WORK TO COMPLETE: Where a line in the listing contains the string "Локальный", copy that line out.

GIVEN DATA:
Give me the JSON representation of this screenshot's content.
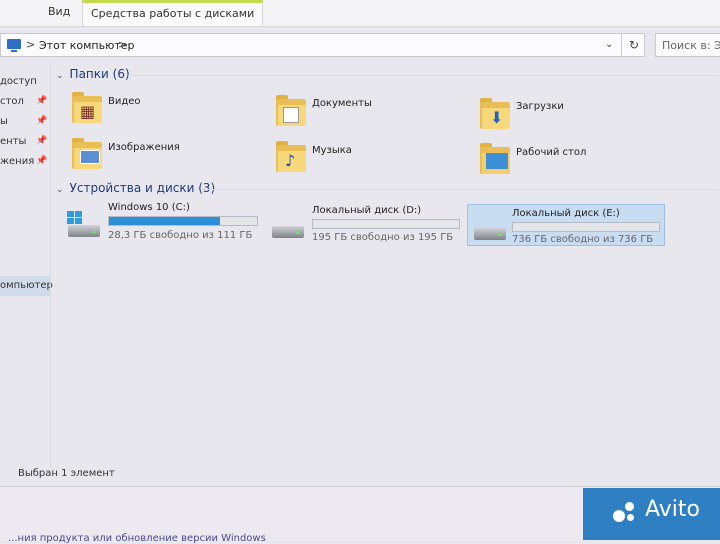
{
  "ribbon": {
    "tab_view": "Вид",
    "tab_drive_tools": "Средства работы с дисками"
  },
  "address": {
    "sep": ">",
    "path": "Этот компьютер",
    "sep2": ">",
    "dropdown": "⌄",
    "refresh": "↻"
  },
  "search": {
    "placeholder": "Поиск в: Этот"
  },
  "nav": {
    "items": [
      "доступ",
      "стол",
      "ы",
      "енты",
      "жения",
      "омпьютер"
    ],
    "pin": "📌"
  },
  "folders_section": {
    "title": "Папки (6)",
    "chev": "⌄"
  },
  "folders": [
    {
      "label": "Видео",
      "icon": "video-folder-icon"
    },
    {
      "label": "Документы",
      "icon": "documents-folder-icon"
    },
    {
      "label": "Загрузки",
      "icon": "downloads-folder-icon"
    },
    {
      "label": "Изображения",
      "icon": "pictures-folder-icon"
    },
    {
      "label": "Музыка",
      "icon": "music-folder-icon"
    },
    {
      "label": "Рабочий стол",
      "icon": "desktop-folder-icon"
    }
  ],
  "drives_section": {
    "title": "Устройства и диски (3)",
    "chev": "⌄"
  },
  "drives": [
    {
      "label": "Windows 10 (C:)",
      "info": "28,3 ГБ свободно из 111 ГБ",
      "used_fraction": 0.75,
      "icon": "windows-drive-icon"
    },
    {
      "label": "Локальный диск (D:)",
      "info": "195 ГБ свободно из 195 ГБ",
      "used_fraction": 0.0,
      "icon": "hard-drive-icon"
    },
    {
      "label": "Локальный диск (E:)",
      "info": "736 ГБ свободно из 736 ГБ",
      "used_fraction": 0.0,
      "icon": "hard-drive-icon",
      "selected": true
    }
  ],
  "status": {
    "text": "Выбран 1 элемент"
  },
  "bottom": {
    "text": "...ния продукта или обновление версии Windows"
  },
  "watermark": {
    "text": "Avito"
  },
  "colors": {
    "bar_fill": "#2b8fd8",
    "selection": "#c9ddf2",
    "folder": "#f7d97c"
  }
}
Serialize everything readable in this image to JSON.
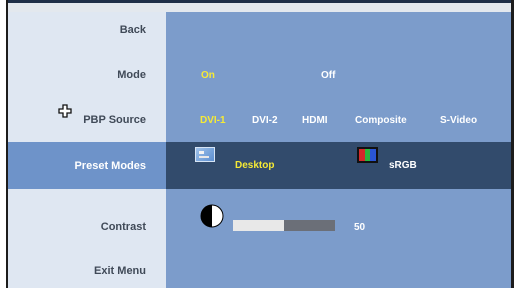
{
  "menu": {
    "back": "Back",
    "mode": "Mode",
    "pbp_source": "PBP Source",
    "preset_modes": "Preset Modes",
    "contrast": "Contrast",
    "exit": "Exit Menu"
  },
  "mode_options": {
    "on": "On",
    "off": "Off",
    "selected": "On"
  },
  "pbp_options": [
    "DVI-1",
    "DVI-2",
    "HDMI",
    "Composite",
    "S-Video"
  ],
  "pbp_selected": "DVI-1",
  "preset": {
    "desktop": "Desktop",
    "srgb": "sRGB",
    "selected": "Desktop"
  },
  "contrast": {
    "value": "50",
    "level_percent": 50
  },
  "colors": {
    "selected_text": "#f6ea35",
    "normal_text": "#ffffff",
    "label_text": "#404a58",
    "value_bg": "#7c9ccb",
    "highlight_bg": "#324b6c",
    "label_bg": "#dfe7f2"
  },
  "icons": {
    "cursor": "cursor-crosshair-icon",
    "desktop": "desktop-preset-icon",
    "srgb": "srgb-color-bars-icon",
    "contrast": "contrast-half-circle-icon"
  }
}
---
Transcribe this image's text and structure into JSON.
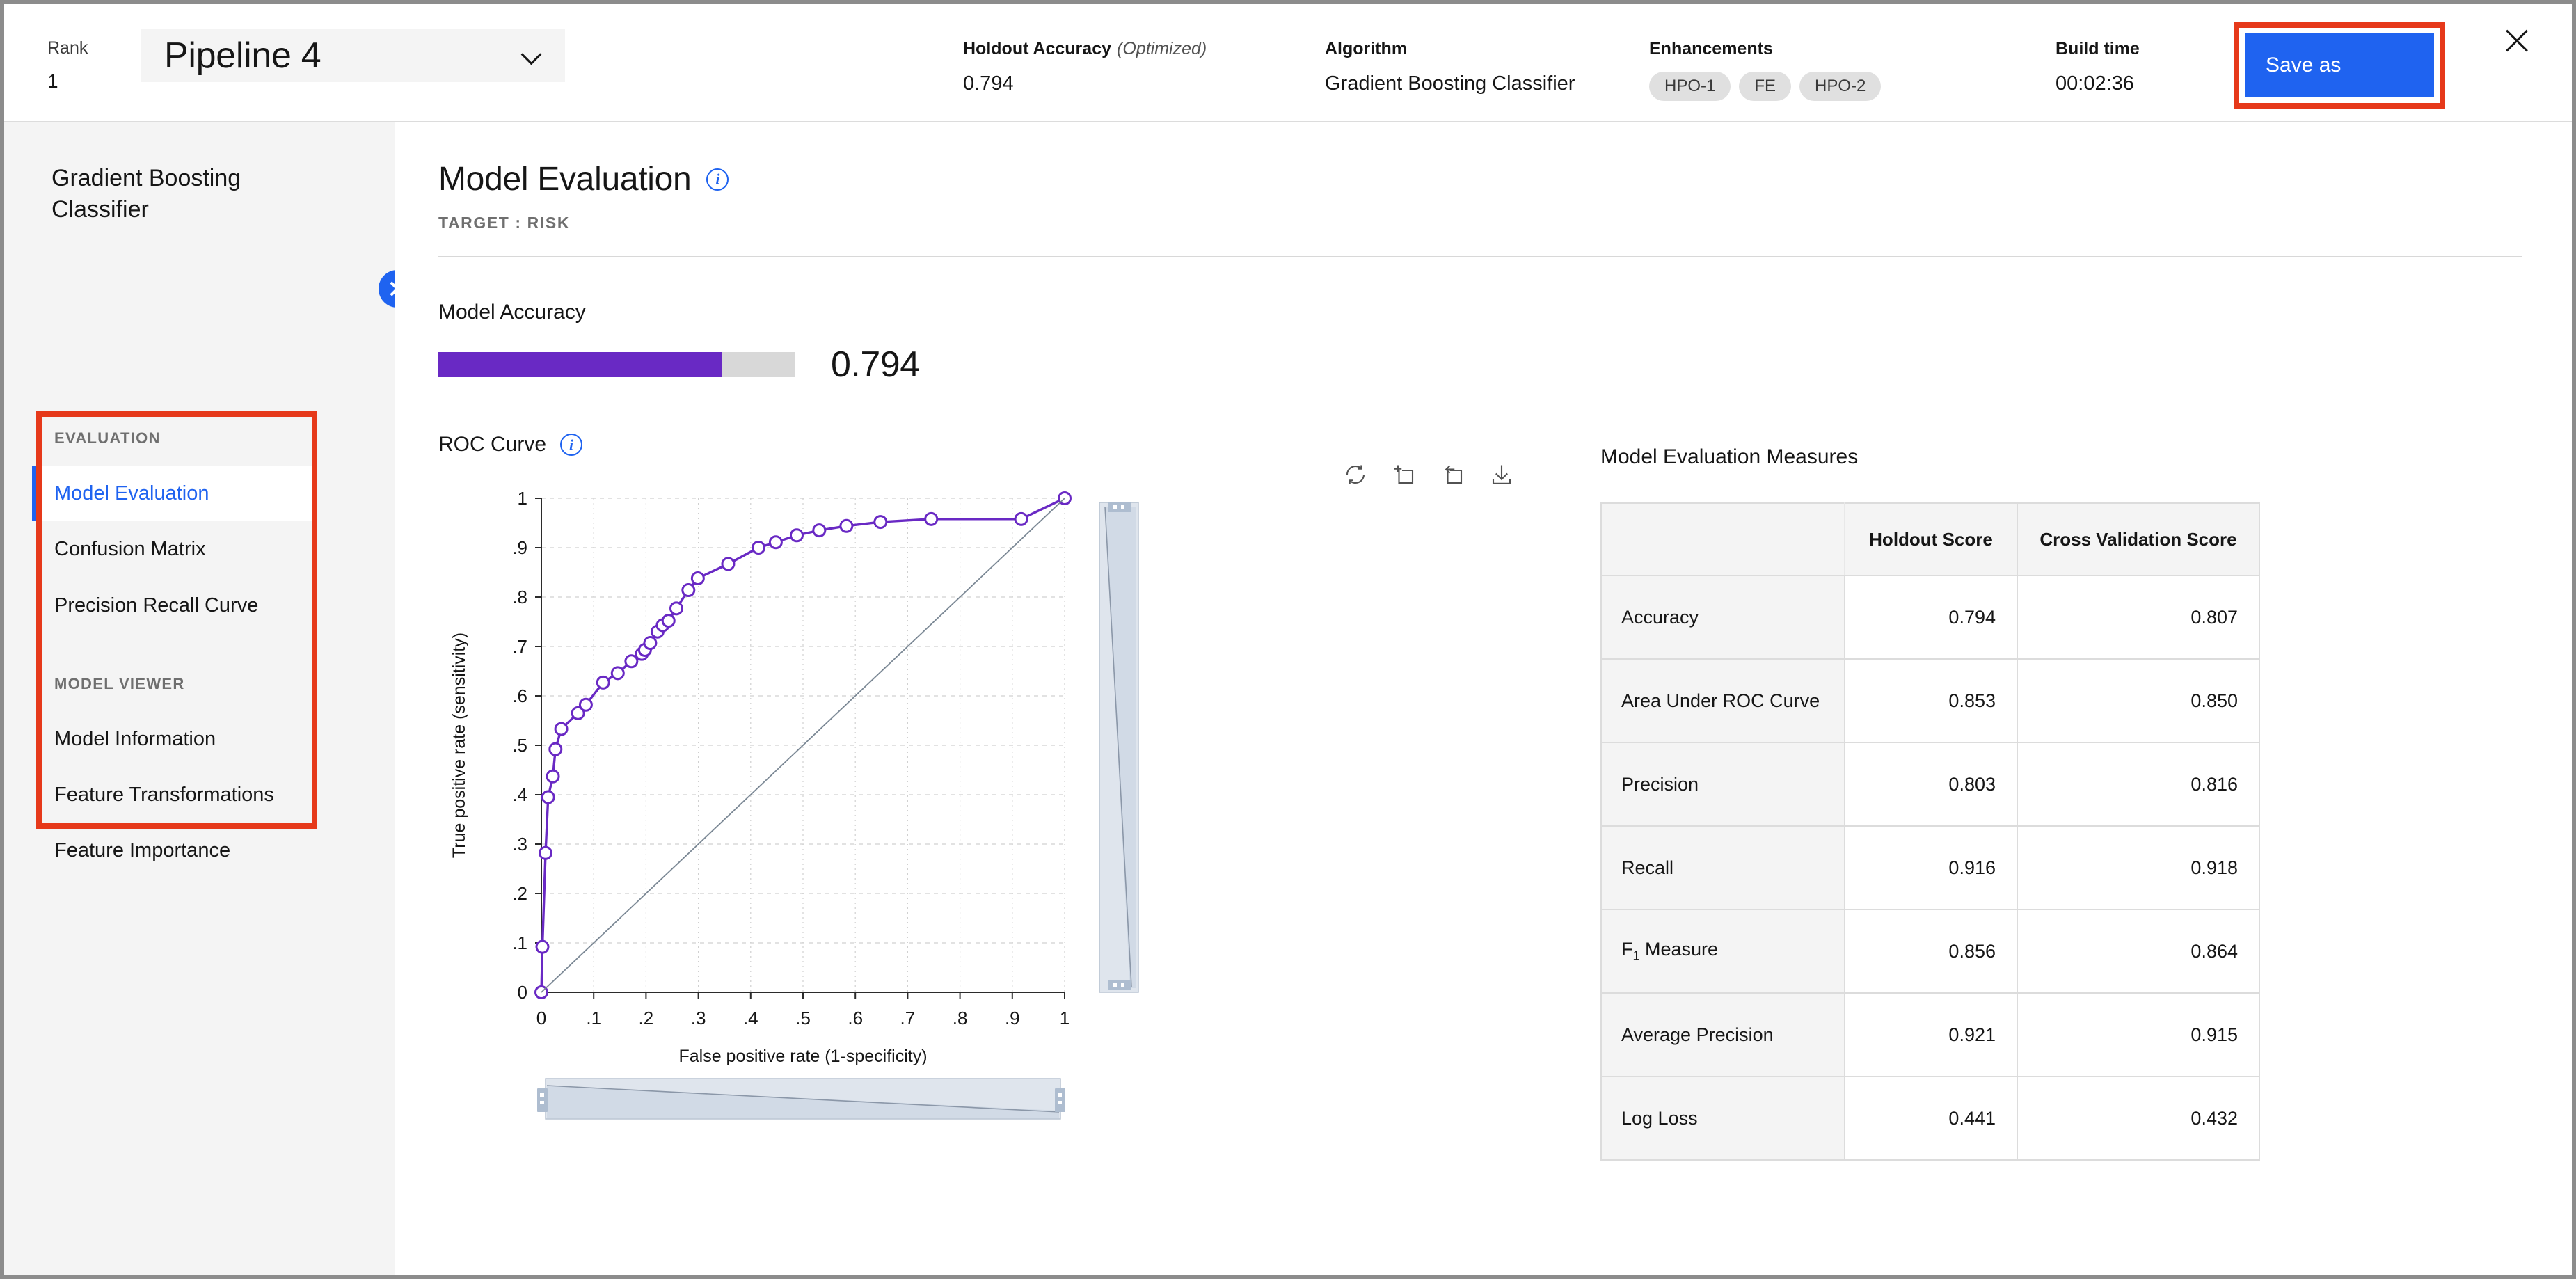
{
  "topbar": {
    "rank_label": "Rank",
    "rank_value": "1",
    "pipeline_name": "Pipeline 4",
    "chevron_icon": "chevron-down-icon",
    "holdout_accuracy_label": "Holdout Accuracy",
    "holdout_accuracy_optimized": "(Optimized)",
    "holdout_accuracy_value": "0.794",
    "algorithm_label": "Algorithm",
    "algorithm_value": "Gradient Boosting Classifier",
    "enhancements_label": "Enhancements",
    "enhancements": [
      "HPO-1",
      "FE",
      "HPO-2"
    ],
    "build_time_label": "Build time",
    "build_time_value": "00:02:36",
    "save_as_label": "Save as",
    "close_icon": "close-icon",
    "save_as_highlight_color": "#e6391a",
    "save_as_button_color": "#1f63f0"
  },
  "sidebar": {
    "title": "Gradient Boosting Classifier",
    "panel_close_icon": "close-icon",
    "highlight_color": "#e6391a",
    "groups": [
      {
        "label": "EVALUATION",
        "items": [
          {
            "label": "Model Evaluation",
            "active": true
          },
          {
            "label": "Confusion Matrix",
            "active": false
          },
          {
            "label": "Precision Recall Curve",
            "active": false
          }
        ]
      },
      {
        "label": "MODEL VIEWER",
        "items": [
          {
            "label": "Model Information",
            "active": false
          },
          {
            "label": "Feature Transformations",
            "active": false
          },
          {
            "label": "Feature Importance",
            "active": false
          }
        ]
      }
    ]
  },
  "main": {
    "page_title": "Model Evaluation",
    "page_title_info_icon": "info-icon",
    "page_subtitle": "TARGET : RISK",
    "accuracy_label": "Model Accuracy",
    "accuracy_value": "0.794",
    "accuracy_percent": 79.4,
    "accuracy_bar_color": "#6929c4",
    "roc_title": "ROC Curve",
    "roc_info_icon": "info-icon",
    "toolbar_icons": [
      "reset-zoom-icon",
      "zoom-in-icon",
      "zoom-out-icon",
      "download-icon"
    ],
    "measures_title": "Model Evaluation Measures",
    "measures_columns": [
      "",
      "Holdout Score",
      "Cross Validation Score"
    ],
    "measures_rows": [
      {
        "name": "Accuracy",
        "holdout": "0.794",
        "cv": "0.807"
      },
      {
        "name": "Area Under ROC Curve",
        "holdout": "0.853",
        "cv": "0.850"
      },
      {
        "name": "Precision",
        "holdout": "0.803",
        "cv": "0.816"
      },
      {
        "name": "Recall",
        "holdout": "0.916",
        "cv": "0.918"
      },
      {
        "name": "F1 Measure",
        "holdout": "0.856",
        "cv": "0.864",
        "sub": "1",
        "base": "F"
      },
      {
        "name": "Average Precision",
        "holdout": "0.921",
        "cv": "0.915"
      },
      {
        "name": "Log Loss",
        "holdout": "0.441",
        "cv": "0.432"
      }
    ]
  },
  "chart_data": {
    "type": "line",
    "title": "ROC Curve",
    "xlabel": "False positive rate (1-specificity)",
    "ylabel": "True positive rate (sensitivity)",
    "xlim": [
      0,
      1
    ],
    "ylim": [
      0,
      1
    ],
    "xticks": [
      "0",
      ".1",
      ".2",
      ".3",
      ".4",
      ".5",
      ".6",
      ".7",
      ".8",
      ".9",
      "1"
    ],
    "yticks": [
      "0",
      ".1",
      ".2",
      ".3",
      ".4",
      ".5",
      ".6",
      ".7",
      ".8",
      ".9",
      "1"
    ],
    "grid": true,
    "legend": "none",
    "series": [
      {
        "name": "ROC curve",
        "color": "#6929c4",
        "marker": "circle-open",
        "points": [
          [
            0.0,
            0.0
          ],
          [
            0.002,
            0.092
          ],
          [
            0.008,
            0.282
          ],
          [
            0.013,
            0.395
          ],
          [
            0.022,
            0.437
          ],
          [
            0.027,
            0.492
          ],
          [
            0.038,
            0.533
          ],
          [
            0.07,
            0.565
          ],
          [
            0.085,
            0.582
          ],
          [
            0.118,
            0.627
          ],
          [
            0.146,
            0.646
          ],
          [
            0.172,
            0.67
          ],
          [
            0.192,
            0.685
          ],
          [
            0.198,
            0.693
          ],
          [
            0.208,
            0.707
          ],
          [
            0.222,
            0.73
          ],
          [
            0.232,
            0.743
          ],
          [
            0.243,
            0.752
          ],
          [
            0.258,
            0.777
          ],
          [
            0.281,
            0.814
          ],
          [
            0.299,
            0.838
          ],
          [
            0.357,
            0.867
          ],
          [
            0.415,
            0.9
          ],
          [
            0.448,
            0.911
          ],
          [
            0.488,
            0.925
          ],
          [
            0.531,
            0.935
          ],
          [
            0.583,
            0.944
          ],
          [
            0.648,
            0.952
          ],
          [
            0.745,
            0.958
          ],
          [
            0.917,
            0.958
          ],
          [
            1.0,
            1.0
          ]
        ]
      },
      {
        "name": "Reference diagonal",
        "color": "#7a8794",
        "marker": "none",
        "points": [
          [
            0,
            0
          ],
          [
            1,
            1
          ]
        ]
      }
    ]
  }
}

WRITTEN RESPONSE:
      "label": "Локальный диск (D:)",
      "label": "Локальный диск (E:)",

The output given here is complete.